**課題の目的**. 抜粋本文の「ハイブリッド吸着剤中の活性炭の混合量を2」から「ルギー原単位と同じであった。」まで（両端を含む）を、「活性炭」を「炭素材料」に置き換えて書き直してください。

ハイブリッド吸着剤中の活性炭の混合量を20mass%にする条件以外は、実施例1と同じ条件で、二酸化炭素の吸着及び脱離を行った。その結果、表1に示すように、実施例4のハイブリッド吸着剤の最高到達温度は、実施例1における64℃から77℃まで上昇した。そのため、実施例4の二酸化炭素の脱離率は、55.3%であり、実施例3の脱離率よりも更に向上することができた。また、実施例4のエネルギー原単位は、4.0kWh/kg−CO2であり、実施例3のエネルギー原単位よりも更に下げることができた。
ハイブリッド吸着剤中の活性炭の混合量を30mass%にする条件以外は、実施例1と同じ条件で、二酸化炭素の吸着及び脱離を行った。その結果、表1に示すように、実施例5のハイブリッド吸着剤の最高到達温度は、実施例1における64℃から80℃まで上昇した。そのため、実施例5の二酸化炭素の脱離率は、53.6%であり、実施例1〜3の脱離率よりも更に向上することができたが、実施例4よりは低下した。また、実施例5のエネルギー原単位は、4.4kWh/kg−CO2であり、こちらは実施例3のエネルギー原単位と同じであった。
ハイブリッド吸着剤中の活性炭の混合量を40mass%にする条件以外は、実施例1と同じ条件で、二酸化炭素の吸着及び脱離を行った。その結果、表1に示すように、実施例6のハイブリッド吸着剤の最高到達温度は、実施例1における64℃から82℃まで上昇した。そのため、実施例6の二酸化炭素の脱離率は、48.6%であり、実施例1〜3の脱離率よりも向上することができたが、実施例4または5よりは低下した。また、実施例6のエネルギー原単位は、4.9kWh/kg−CO2であり、比較例1よりも下げることができたが、実施例3〜5よりも高くなった。

**提供レコード**.
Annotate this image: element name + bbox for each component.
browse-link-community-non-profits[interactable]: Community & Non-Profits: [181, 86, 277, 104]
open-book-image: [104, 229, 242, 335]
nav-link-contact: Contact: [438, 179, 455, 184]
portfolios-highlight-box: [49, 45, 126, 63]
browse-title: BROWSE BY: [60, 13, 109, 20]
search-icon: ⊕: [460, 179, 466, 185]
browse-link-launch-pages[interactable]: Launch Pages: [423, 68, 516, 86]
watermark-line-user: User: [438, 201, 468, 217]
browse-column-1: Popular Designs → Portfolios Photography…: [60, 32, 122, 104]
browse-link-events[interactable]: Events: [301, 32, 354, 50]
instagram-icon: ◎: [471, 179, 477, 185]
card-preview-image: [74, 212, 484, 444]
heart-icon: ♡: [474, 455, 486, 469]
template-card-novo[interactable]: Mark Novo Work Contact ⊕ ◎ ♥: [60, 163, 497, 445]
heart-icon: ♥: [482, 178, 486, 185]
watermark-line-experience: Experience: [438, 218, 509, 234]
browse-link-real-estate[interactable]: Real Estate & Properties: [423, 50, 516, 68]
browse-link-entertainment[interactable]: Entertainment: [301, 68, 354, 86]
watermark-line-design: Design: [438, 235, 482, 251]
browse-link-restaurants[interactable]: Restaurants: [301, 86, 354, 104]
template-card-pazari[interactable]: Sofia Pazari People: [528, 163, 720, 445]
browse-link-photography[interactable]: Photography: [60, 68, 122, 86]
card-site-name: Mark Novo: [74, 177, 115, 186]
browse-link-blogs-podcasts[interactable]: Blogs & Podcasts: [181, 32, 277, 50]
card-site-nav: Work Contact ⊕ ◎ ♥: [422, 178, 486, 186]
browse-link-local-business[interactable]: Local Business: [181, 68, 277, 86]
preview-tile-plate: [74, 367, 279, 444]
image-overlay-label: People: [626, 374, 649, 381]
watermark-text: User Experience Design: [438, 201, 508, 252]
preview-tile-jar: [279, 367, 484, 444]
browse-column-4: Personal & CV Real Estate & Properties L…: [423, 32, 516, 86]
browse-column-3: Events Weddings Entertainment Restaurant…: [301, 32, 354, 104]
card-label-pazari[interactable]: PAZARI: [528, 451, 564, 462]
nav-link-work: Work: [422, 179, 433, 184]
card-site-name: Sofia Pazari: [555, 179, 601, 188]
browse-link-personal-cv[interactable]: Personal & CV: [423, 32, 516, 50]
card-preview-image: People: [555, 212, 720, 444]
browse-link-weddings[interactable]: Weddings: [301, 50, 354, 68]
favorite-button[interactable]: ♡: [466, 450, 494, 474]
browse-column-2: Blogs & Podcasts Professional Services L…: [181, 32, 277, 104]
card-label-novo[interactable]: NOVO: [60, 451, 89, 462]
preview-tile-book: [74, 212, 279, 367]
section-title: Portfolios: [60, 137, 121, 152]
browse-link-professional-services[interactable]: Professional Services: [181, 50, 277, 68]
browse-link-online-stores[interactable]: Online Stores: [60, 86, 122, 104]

**解答例**.
ハイブリッド吸着剤中の炭素材料の混合量を20mass%にする条件以外は、実施例1と同じ条件で、二酸化炭素の吸着及び脱離を行った。その結果、表1に示すように、実施例4のハイブリッド吸着剤の最高到達温度は、実施例1における64℃から77℃まで上昇した。そのため、実施例4の二酸化炭素の脱離率は、55.3%であり、実施例3の脱離率よりも更に向上することができた。また、実施例4のエネルギー原単位は、4.0kWh/kg−CO2であり、実施例3のエネルギー原単位よりも更に下げることができた。
ハイブリッド吸着剤中の炭素材料の混合量を30mass%にする条件以外は、実施例1と同じ条件で、二酸化炭素の吸着及び脱離を行った。その結果、表1に示すように、実施例5のハイブリッド吸着剤の最高到達温度は、実施例1における64℃から80℃まで上昇した。そのため、実施例5の二酸化炭素の脱離率は、53.6%であり、実施例1〜3の脱離率よりも更に向上することができたが、実施例4よりは低下した。また、実施例5のエネルギー原単位は、4.4kWh/kg−CO2であり、こちらは実施例3のエネルギー原単位と同じであった。